THE TASK: Repeat the listing below in full, exactly as it stands.

begin PROVIDED RECORDS

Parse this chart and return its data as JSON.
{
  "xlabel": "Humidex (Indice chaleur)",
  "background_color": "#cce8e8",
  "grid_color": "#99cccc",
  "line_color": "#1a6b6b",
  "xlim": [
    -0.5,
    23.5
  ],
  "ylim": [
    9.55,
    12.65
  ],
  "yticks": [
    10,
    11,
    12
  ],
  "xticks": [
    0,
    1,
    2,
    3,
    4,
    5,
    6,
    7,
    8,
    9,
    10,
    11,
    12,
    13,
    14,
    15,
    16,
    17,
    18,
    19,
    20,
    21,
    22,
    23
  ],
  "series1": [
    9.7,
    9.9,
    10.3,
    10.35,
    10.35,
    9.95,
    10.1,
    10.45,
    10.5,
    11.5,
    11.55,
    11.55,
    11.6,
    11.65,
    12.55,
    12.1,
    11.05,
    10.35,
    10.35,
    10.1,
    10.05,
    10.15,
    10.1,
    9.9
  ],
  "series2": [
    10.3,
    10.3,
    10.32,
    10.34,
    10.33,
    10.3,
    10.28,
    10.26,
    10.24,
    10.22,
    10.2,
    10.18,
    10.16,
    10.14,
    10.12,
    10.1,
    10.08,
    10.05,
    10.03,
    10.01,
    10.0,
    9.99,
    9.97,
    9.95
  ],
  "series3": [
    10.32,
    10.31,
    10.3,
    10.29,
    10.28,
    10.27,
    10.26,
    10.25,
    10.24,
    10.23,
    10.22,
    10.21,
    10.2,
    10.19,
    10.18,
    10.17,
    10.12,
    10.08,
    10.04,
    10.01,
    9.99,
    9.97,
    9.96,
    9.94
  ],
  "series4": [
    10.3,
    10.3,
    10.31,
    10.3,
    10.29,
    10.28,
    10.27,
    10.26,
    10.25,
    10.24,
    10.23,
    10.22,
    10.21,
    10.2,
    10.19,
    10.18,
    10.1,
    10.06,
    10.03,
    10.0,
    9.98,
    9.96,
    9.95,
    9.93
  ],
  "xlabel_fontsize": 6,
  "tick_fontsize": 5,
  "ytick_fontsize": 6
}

end PROVIDED RECORDS

SOLUTION BELOW:
Parse this chart and return its data as JSON.
{
  "xlabel": "Humidex (Indice chaleur)",
  "background_color": "#cce8e8",
  "grid_color": "#99cccc",
  "line_color": "#1a6b6b",
  "xlim": [
    -0.5,
    23.5
  ],
  "ylim": [
    9.55,
    12.65
  ],
  "yticks": [
    10,
    11,
    12
  ],
  "xticks": [
    0,
    1,
    2,
    3,
    4,
    5,
    6,
    7,
    8,
    9,
    10,
    11,
    12,
    13,
    14,
    15,
    16,
    17,
    18,
    19,
    20,
    21,
    22,
    23
  ],
  "series1": [
    9.7,
    9.9,
    10.3,
    10.35,
    10.35,
    9.95,
    10.1,
    10.45,
    10.5,
    11.5,
    11.55,
    11.55,
    11.6,
    11.65,
    12.55,
    12.1,
    11.05,
    10.35,
    10.35,
    10.1,
    10.05,
    10.15,
    10.1,
    9.9
  ],
  "series2": [
    10.3,
    10.3,
    10.32,
    10.34,
    10.33,
    10.3,
    10.28,
    10.26,
    10.24,
    10.22,
    10.2,
    10.18,
    10.16,
    10.14,
    10.12,
    10.1,
    10.08,
    10.05,
    10.03,
    10.01,
    10.0,
    9.99,
    9.97,
    9.95
  ],
  "series3": [
    10.32,
    10.31,
    10.3,
    10.29,
    10.28,
    10.27,
    10.26,
    10.25,
    10.24,
    10.23,
    10.22,
    10.21,
    10.2,
    10.19,
    10.18,
    10.17,
    10.12,
    10.08,
    10.04,
    10.01,
    9.99,
    9.97,
    9.96,
    9.94
  ],
  "series4": [
    10.3,
    10.3,
    10.31,
    10.3,
    10.29,
    10.28,
    10.27,
    10.26,
    10.25,
    10.24,
    10.23,
    10.22,
    10.21,
    10.2,
    10.19,
    10.18,
    10.1,
    10.06,
    10.03,
    10.0,
    9.98,
    9.96,
    9.95,
    9.93
  ],
  "xlabel_fontsize": 6,
  "tick_fontsize": 5,
  "ytick_fontsize": 6
}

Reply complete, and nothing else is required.